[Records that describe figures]
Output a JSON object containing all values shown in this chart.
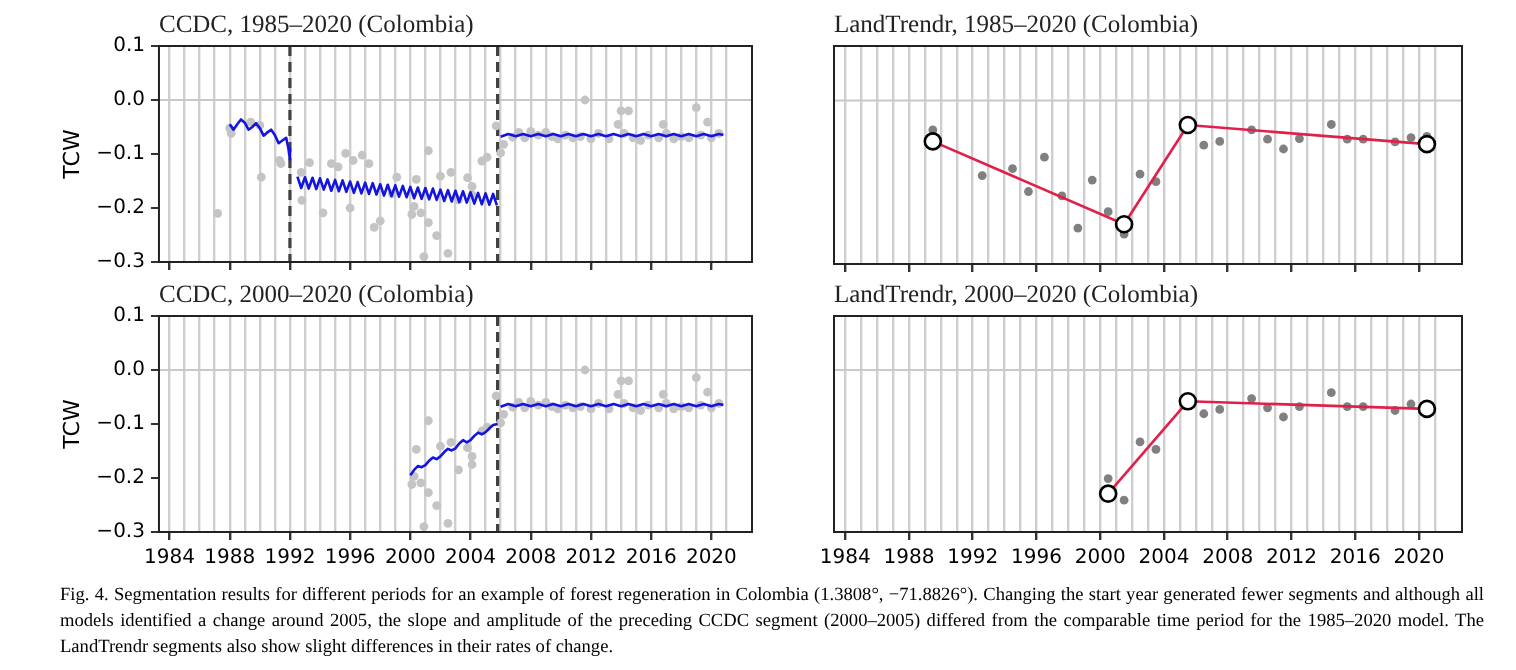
{
  "chart_data": [
    {
      "type": "line",
      "title": "CCDC, 1985–2020 (Colombia)",
      "ylabel": "TCW",
      "grid": "x",
      "tick_labels": "y",
      "xlim": [
        1983.3,
        2022.7
      ],
      "ylim": [
        -0.3,
        0.1
      ],
      "xticks": [
        1984,
        {
          "value": 1985,
          "label": null
        },
        {
          "value": 1986,
          "label": null
        },
        {
          "value": 1987,
          "label": null
        },
        1988,
        {
          "value": 1989,
          "label": null
        },
        {
          "value": 1990,
          "label": null
        },
        {
          "value": 1991,
          "label": null
        },
        1992,
        {
          "value": 1993,
          "label": null
        },
        {
          "value": 1994,
          "label": null
        },
        {
          "value": 1995,
          "label": null
        },
        1996,
        {
          "value": 1997,
          "label": null
        },
        {
          "value": 1998,
          "label": null
        },
        {
          "value": 1999,
          "label": null
        },
        2000,
        {
          "value": 2001,
          "label": null
        },
        {
          "value": 2002,
          "label": null
        },
        {
          "value": 2003,
          "label": null
        },
        2004,
        {
          "value": 2005,
          "label": null
        },
        {
          "value": 2006,
          "label": null
        },
        {
          "value": 2007,
          "label": null
        },
        2008,
        {
          "value": 2009,
          "label": null
        },
        {
          "value": 2010,
          "label": null
        },
        {
          "value": 2011,
          "label": null
        },
        2012,
        {
          "value": 2013,
          "label": null
        },
        {
          "value": 2014,
          "label": null
        },
        {
          "value": 2015,
          "label": null
        },
        2016,
        {
          "value": 2017,
          "label": null
        },
        {
          "value": 2018,
          "label": null
        },
        {
          "value": 2019,
          "label": null
        },
        2020,
        {
          "value": 2021,
          "label": null
        }
      ],
      "yticks": [
        {
          "value": -0.3,
          "label": "−0.3"
        },
        {
          "value": -0.2,
          "label": "−0.2"
        },
        {
          "value": -0.1,
          "label": "−0.1"
        },
        {
          "value": 0,
          "label": "0.0"
        },
        0.1
      ],
      "ref_lines": [
        {
          "axis": "y",
          "value": 0,
          "color": "#c8c8c8",
          "line_style": "solid"
        },
        {
          "axis": "x",
          "value": 1992.0,
          "color": "#404040",
          "line_style": "dashed"
        },
        {
          "axis": "x",
          "value": 2005.8,
          "color": "#404040",
          "line_style": "dashed"
        }
      ],
      "series": [
        {
          "type": "scatter",
          "color": "#c4c4c4",
          "marker": "circle",
          "x": [
            1987.2,
            1988,
            1988.1,
            1989.4,
            1990,
            1990.1,
            1991.3,
            1991.4,
            1992.75,
            1992.8,
            1993.3,
            1994.2,
            1994.75,
            1995.2,
            1995.7,
            1996,
            1996.2,
            1996.8,
            1997.25,
            1997.6,
            1998,
            1998.8,
            1999.1,
            2000.1,
            2000.25,
            2000.4,
            2000.7,
            2000.9,
            2001.2,
            2001.2,
            2001.75,
            2002,
            2002.5,
            2002.7,
            2003.2,
            2003.8,
            2004.1,
            2004.1,
            2004.75,
            2005.1,
            2005.7,
            2006,
            2006.2,
            2006.8,
            2007.2,
            2007.6,
            2008,
            2008.5,
            2009,
            2009.4,
            2009.8,
            2010.3,
            2010.8,
            2011.3,
            2011.6,
            2012,
            2012.5,
            2013.2,
            2013.8,
            2014,
            2014.2,
            2014.5,
            2014.8,
            2015.3,
            2015.8,
            2016.5,
            2016.8,
            2017,
            2017.5,
            2018,
            2018.5,
            2019,
            2019.3,
            2019.75,
            2020,
            2020.5
          ],
          "values": [
            -0.21,
            -0.052,
            -0.062,
            -0.041,
            -0.047,
            -0.143,
            -0.112,
            -0.118,
            -0.134,
            -0.186,
            -0.116,
            -0.209,
            -0.118,
            -0.124,
            -0.099,
            -0.2,
            -0.112,
            -0.102,
            -0.118,
            -0.236,
            -0.224,
            -0.174,
            -0.143,
            -0.212,
            -0.197,
            -0.147,
            -0.209,
            -0.29,
            -0.094,
            -0.227,
            -0.251,
            -0.141,
            -0.284,
            -0.134,
            -0.185,
            -0.144,
            -0.16,
            -0.175,
            -0.113,
            -0.106,
            -0.048,
            -0.098,
            -0.082,
            -0.069,
            -0.06,
            -0.07,
            -0.058,
            -0.065,
            -0.06,
            -0.068,
            -0.072,
            -0.065,
            -0.07,
            -0.068,
            0.0,
            -0.072,
            -0.062,
            -0.072,
            -0.045,
            -0.02,
            -0.062,
            -0.02,
            -0.07,
            -0.075,
            -0.065,
            -0.07,
            -0.045,
            -0.062,
            -0.072,
            -0.068,
            -0.07,
            -0.014,
            -0.065,
            -0.041,
            -0.07,
            -0.062
          ]
        },
        {
          "type": "line",
          "color": "#1414e0",
          "x": [
            1988,
            1988.25,
            1988.5,
            1988.75,
            1989,
            1989.25,
            1989.5,
            1989.75,
            1990,
            1990.25,
            1990.5,
            1990.75,
            1991,
            1991.25,
            1991.5,
            1991.75,
            1991.9,
            1992
          ],
          "values": [
            -0.045,
            -0.055,
            -0.045,
            -0.036,
            -0.042,
            -0.055,
            -0.05,
            -0.043,
            -0.052,
            -0.066,
            -0.06,
            -0.055,
            -0.065,
            -0.08,
            -0.075,
            -0.07,
            -0.09,
            -0.11
          ]
        },
        {
          "type": "line",
          "color": "#1414e0",
          "x": [
            1992.5,
            1992.75,
            1993,
            1993.25,
            1993.5,
            1993.75,
            1994,
            1994.25,
            1994.5,
            1994.75,
            1995,
            1995.25,
            1995.5,
            1995.75,
            1996,
            1996.25,
            1996.5,
            1996.75,
            1997,
            1997.25,
            1997.5,
            1997.75,
            1998,
            1998.25,
            1998.5,
            1998.75,
            1999,
            1999.25,
            1999.5,
            1999.75,
            2000,
            2000.25,
            2000.5,
            2000.75,
            2001,
            2001.25,
            2001.5,
            2001.75,
            2002,
            2002.25,
            2002.5,
            2002.75,
            2003,
            2003.25,
            2003.5,
            2003.75,
            2004,
            2004.25,
            2004.5,
            2004.75,
            2005,
            2005.25,
            2005.5,
            2005.75
          ],
          "values": [
            -0.142,
            -0.163,
            -0.143,
            -0.164,
            -0.144,
            -0.165,
            -0.145,
            -0.166,
            -0.147,
            -0.168,
            -0.148,
            -0.169,
            -0.149,
            -0.17,
            -0.151,
            -0.172,
            -0.152,
            -0.173,
            -0.153,
            -0.174,
            -0.154,
            -0.175,
            -0.156,
            -0.177,
            -0.157,
            -0.178,
            -0.158,
            -0.179,
            -0.159,
            -0.18,
            -0.161,
            -0.182,
            -0.162,
            -0.183,
            -0.163,
            -0.184,
            -0.164,
            -0.185,
            -0.166,
            -0.187,
            -0.167,
            -0.188,
            -0.168,
            -0.189,
            -0.169,
            -0.19,
            -0.171,
            -0.192,
            -0.172,
            -0.193,
            -0.173,
            -0.194,
            -0.174,
            -0.195
          ]
        },
        {
          "type": "line",
          "color": "#1414e0",
          "x": [
            2006,
            2006.5,
            2007,
            2007.5,
            2008,
            2008.5,
            2009,
            2009.5,
            2010,
            2010.5,
            2011,
            2011.5,
            2012,
            2012.5,
            2013,
            2013.5,
            2014,
            2014.5,
            2015,
            2015.5,
            2016,
            2016.5,
            2017,
            2017.5,
            2018,
            2018.5,
            2019,
            2019.5,
            2020,
            2020.5,
            2020.8
          ],
          "values": [
            -0.068,
            -0.063,
            -0.067,
            -0.063,
            -0.067,
            -0.063,
            -0.067,
            -0.063,
            -0.067,
            -0.063,
            -0.067,
            -0.063,
            -0.067,
            -0.063,
            -0.067,
            -0.063,
            -0.067,
            -0.063,
            -0.067,
            -0.063,
            -0.067,
            -0.063,
            -0.067,
            -0.063,
            -0.067,
            -0.063,
            -0.067,
            -0.063,
            -0.067,
            -0.063,
            -0.065
          ]
        }
      ]
    },
    {
      "type": "line",
      "title": "LandTrendr, 1985–2020 (Colombia)",
      "grid": "x",
      "tick_labels": false,
      "xlim": [
        1983.3,
        2022.7
      ],
      "ylim": [
        -0.3,
        0.1
      ],
      "xticks": [
        1984,
        {
          "value": 1985,
          "label": null
        },
        {
          "value": 1986,
          "label": null
        },
        {
          "value": 1987,
          "label": null
        },
        1988,
        {
          "value": 1989,
          "label": null
        },
        {
          "value": 1990,
          "label": null
        },
        {
          "value": 1991,
          "label": null
        },
        1992,
        {
          "value": 1993,
          "label": null
        },
        {
          "value": 1994,
          "label": null
        },
        {
          "value": 1995,
          "label": null
        },
        1996,
        {
          "value": 1997,
          "label": null
        },
        {
          "value": 1998,
          "label": null
        },
        {
          "value": 1999,
          "label": null
        },
        2000,
        {
          "value": 2001,
          "label": null
        },
        {
          "value": 2002,
          "label": null
        },
        {
          "value": 2003,
          "label": null
        },
        2004,
        {
          "value": 2005,
          "label": null
        },
        {
          "value": 2006,
          "label": null
        },
        {
          "value": 2007,
          "label": null
        },
        2008,
        {
          "value": 2009,
          "label": null
        },
        {
          "value": 2010,
          "label": null
        },
        {
          "value": 2011,
          "label": null
        },
        2012,
        {
          "value": 2013,
          "label": null
        },
        {
          "value": 2014,
          "label": null
        },
        {
          "value": 2015,
          "label": null
        },
        2016,
        {
          "value": 2017,
          "label": null
        },
        {
          "value": 2018,
          "label": null
        },
        {
          "value": 2019,
          "label": null
        },
        2020,
        {
          "value": 2021,
          "label": null
        }
      ],
      "ref_lines": [
        {
          "axis": "y",
          "value": 0,
          "color": "#c8c8c8",
          "line_style": "solid"
        }
      ],
      "series": [
        {
          "type": "scatter",
          "color": "#808080",
          "marker": "circle",
          "x": [
            1989.5,
            1992.6,
            1994.5,
            1995.5,
            1996.5,
            1997.6,
            1998.6,
            1999.5,
            2000.5,
            2001.5,
            2002.5,
            2003.5,
            2006.5,
            2007.5,
            2009.5,
            2010.5,
            2011.5,
            2012.5,
            2014.5,
            2015.5,
            2016.5,
            2018.5,
            2019.5,
            2020.5
          ],
          "values": [
            -0.054,
            -0.138,
            -0.125,
            -0.167,
            -0.104,
            -0.175,
            -0.234,
            -0.146,
            -0.204,
            -0.245,
            -0.135,
            -0.149,
            -0.082,
            -0.075,
            -0.054,
            -0.071,
            -0.089,
            -0.07,
            -0.044,
            -0.071,
            -0.071,
            -0.076,
            -0.068,
            -0.066
          ]
        },
        {
          "type": "line",
          "color": "#e0204a",
          "marker": "circle",
          "x": [
            1989.5,
            2001.5,
            2005.5,
            2020.5
          ],
          "values": [
            -0.075,
            -0.227,
            -0.045,
            -0.08
          ]
        }
      ]
    },
    {
      "type": "line",
      "title": "CCDC, 2000–2020 (Colombia)",
      "ylabel": "TCW",
      "grid": "x",
      "xlim": [
        1983.3,
        2022.7
      ],
      "ylim": [
        -0.3,
        0.1
      ],
      "xticks": [
        1984,
        {
          "value": 1985,
          "label": null
        },
        {
          "value": 1986,
          "label": null
        },
        {
          "value": 1987,
          "label": null
        },
        1988,
        {
          "value": 1989,
          "label": null
        },
        {
          "value": 1990,
          "label": null
        },
        {
          "value": 1991,
          "label": null
        },
        1992,
        {
          "value": 1993,
          "label": null
        },
        {
          "value": 1994,
          "label": null
        },
        {
          "value": 1995,
          "label": null
        },
        1996,
        {
          "value": 1997,
          "label": null
        },
        {
          "value": 1998,
          "label": null
        },
        {
          "value": 1999,
          "label": null
        },
        2000,
        {
          "value": 2001,
          "label": null
        },
        {
          "value": 2002,
          "label": null
        },
        {
          "value": 2003,
          "label": null
        },
        2004,
        {
          "value": 2005,
          "label": null
        },
        {
          "value": 2006,
          "label": null
        },
        {
          "value": 2007,
          "label": null
        },
        2008,
        {
          "value": 2009,
          "label": null
        },
        {
          "value": 2010,
          "label": null
        },
        {
          "value": 2011,
          "label": null
        },
        2012,
        {
          "value": 2013,
          "label": null
        },
        {
          "value": 2014,
          "label": null
        },
        {
          "value": 2015,
          "label": null
        },
        2016,
        {
          "value": 2017,
          "label": null
        },
        {
          "value": 2018,
          "label": null
        },
        {
          "value": 2019,
          "label": null
        },
        2020,
        {
          "value": 2021,
          "label": null
        }
      ],
      "yticks": [
        {
          "value": -0.3,
          "label": "−0.3"
        },
        {
          "value": -0.2,
          "label": "−0.2"
        },
        {
          "value": -0.1,
          "label": "−0.1"
        },
        {
          "value": 0,
          "label": "0.0"
        },
        0.1
      ],
      "ref_lines": [
        {
          "axis": "y",
          "value": 0,
          "color": "#c8c8c8",
          "line_style": "solid"
        },
        {
          "axis": "x",
          "value": 2005.8,
          "color": "#404040",
          "line_style": "dashed"
        }
      ],
      "series": [
        {
          "type": "scatter",
          "color": "#c4c4c4",
          "marker": "circle",
          "x": [
            2000.1,
            2000.25,
            2000.4,
            2000.7,
            2000.9,
            2001.2,
            2001.2,
            2001.75,
            2002,
            2002.5,
            2002.7,
            2003.2,
            2003.8,
            2004.1,
            2004.1,
            2004.75,
            2005.1,
            2005.7,
            2006,
            2006.2,
            2006.8,
            2007.2,
            2007.6,
            2008,
            2008.5,
            2009,
            2009.4,
            2009.8,
            2010.3,
            2010.8,
            2011.3,
            2011.6,
            2012,
            2012.5,
            2013.2,
            2013.8,
            2014,
            2014.2,
            2014.5,
            2014.8,
            2015.3,
            2015.8,
            2016.5,
            2016.8,
            2017,
            2017.5,
            2018,
            2018.5,
            2019,
            2019.3,
            2019.75,
            2020,
            2020.5
          ],
          "values": [
            -0.212,
            -0.197,
            -0.147,
            -0.209,
            -0.29,
            -0.094,
            -0.227,
            -0.251,
            -0.141,
            -0.284,
            -0.134,
            -0.185,
            -0.144,
            -0.16,
            -0.175,
            -0.113,
            -0.106,
            -0.048,
            -0.098,
            -0.082,
            -0.069,
            -0.06,
            -0.07,
            -0.058,
            -0.065,
            -0.06,
            -0.068,
            -0.072,
            -0.065,
            -0.07,
            -0.068,
            0.0,
            -0.072,
            -0.062,
            -0.072,
            -0.045,
            -0.02,
            -0.062,
            -0.02,
            -0.07,
            -0.075,
            -0.065,
            -0.07,
            -0.045,
            -0.062,
            -0.072,
            -0.068,
            -0.07,
            -0.014,
            -0.065,
            -0.041,
            -0.07,
            -0.062
          ]
        },
        {
          "type": "line",
          "color": "#1414e0",
          "x": [
            2000,
            2000.25,
            2000.5,
            2000.75,
            2001,
            2001.25,
            2001.5,
            2001.75,
            2002,
            2002.25,
            2002.5,
            2002.75,
            2003,
            2003.25,
            2003.5,
            2003.75,
            2004,
            2004.25,
            2004.5,
            2004.75,
            2005,
            2005.25,
            2005.5,
            2005.8
          ],
          "values": [
            -0.195,
            -0.185,
            -0.178,
            -0.18,
            -0.176,
            -0.168,
            -0.162,
            -0.165,
            -0.16,
            -0.152,
            -0.146,
            -0.149,
            -0.145,
            -0.136,
            -0.13,
            -0.134,
            -0.13,
            -0.122,
            -0.116,
            -0.119,
            -0.115,
            -0.108,
            -0.102,
            -0.1
          ]
        },
        {
          "type": "line",
          "color": "#1414e0",
          "x": [
            2006,
            2006.5,
            2007,
            2007.5,
            2008,
            2008.5,
            2009,
            2009.5,
            2010,
            2010.5,
            2011,
            2011.5,
            2012,
            2012.5,
            2013,
            2013.5,
            2014,
            2014.5,
            2015,
            2015.5,
            2016,
            2016.5,
            2017,
            2017.5,
            2018,
            2018.5,
            2019,
            2019.5,
            2020,
            2020.5,
            2020.8
          ],
          "values": [
            -0.068,
            -0.063,
            -0.067,
            -0.063,
            -0.067,
            -0.063,
            -0.067,
            -0.063,
            -0.067,
            -0.063,
            -0.067,
            -0.063,
            -0.067,
            -0.063,
            -0.067,
            -0.063,
            -0.067,
            -0.063,
            -0.067,
            -0.063,
            -0.067,
            -0.063,
            -0.067,
            -0.063,
            -0.067,
            -0.063,
            -0.067,
            -0.063,
            -0.067,
            -0.063,
            -0.065
          ]
        }
      ]
    },
    {
      "type": "line",
      "title": "LandTrendr, 2000–2020 (Colombia)",
      "grid": "x",
      "tick_labels": "x",
      "xlim": [
        1983.3,
        2022.7
      ],
      "ylim": [
        -0.3,
        0.1
      ],
      "xticks": [
        1984,
        {
          "value": 1985,
          "label": null
        },
        {
          "value": 1986,
          "label": null
        },
        {
          "value": 1987,
          "label": null
        },
        1988,
        {
          "value": 1989,
          "label": null
        },
        {
          "value": 1990,
          "label": null
        },
        {
          "value": 1991,
          "label": null
        },
        1992,
        {
          "value": 1993,
          "label": null
        },
        {
          "value": 1994,
          "label": null
        },
        {
          "value": 1995,
          "label": null
        },
        1996,
        {
          "value": 1997,
          "label": null
        },
        {
          "value": 1998,
          "label": null
        },
        {
          "value": 1999,
          "label": null
        },
        2000,
        {
          "value": 2001,
          "label": null
        },
        {
          "value": 2002,
          "label": null
        },
        {
          "value": 2003,
          "label": null
        },
        2004,
        {
          "value": 2005,
          "label": null
        },
        {
          "value": 2006,
          "label": null
        },
        {
          "value": 2007,
          "label": null
        },
        2008,
        {
          "value": 2009,
          "label": null
        },
        {
          "value": 2010,
          "label": null
        },
        {
          "value": 2011,
          "label": null
        },
        2012,
        {
          "value": 2013,
          "label": null
        },
        {
          "value": 2014,
          "label": null
        },
        {
          "value": 2015,
          "label": null
        },
        2016,
        {
          "value": 2017,
          "label": null
        },
        {
          "value": 2018,
          "label": null
        },
        {
          "value": 2019,
          "label": null
        },
        2020,
        {
          "value": 2021,
          "label": null
        }
      ],
      "ref_lines": [
        {
          "axis": "y",
          "value": 0,
          "color": "#c8c8c8",
          "line_style": "solid"
        }
      ],
      "annotations": [
        "Fig. 4. Segmentation results for different periods for an example of forest regeneration in Colombia (1.3808°, −71.8826°). Changing the start year generated fewer segments and although all models identified a change around 2005, the slope and amplitude of the preceding CCDC segment (2000–2005) differed from the comparable time period for the 1985–2020 model. The LandTrendr segments also show slight differences in their rates of change."
      ],
      "series": [
        {
          "type": "scatter",
          "color": "#808080",
          "marker": "circle",
          "x": [
            2000.5,
            2001.5,
            2002.5,
            2003.5,
            2006.5,
            2007.5,
            2009.5,
            2010.5,
            2011.5,
            2012.5,
            2014.5,
            2015.5,
            2016.5,
            2018.5,
            2019.5
          ],
          "values": [
            -0.201,
            -0.241,
            -0.133,
            -0.147,
            -0.081,
            -0.073,
            -0.053,
            -0.07,
            -0.087,
            -0.068,
            -0.042,
            -0.068,
            -0.068,
            -0.075,
            -0.063
          ]
        },
        {
          "type": "line",
          "color": "#e0204a",
          "marker": "circle",
          "x": [
            2000.5,
            2005.5,
            2020.5
          ],
          "values": [
            -0.229,
            -0.058,
            -0.072
          ]
        }
      ]
    }
  ]
}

PROBLEM REQUIREMENTS ▸ Copy out all lines above that include the string "CCDC".

THE REPLY ▸
      "title": "CCDC, 1985–2020 (Colombia)",
      "title": "CCDC, 2000–2020 (Colombia)",
        "Fig. 4. Segmentation results for different periods for an example of forest regeneration in Colombia (1.3808°, −71.8826°). Changing the start year generated fewer segments and although all models identified a change around 2005, the slope and amplitude of the preceding CCDC segment (2000–2005) differed from the comparable time period for the 1985–2020 model. The LandTrendr segments also show slight differences in their rates of change."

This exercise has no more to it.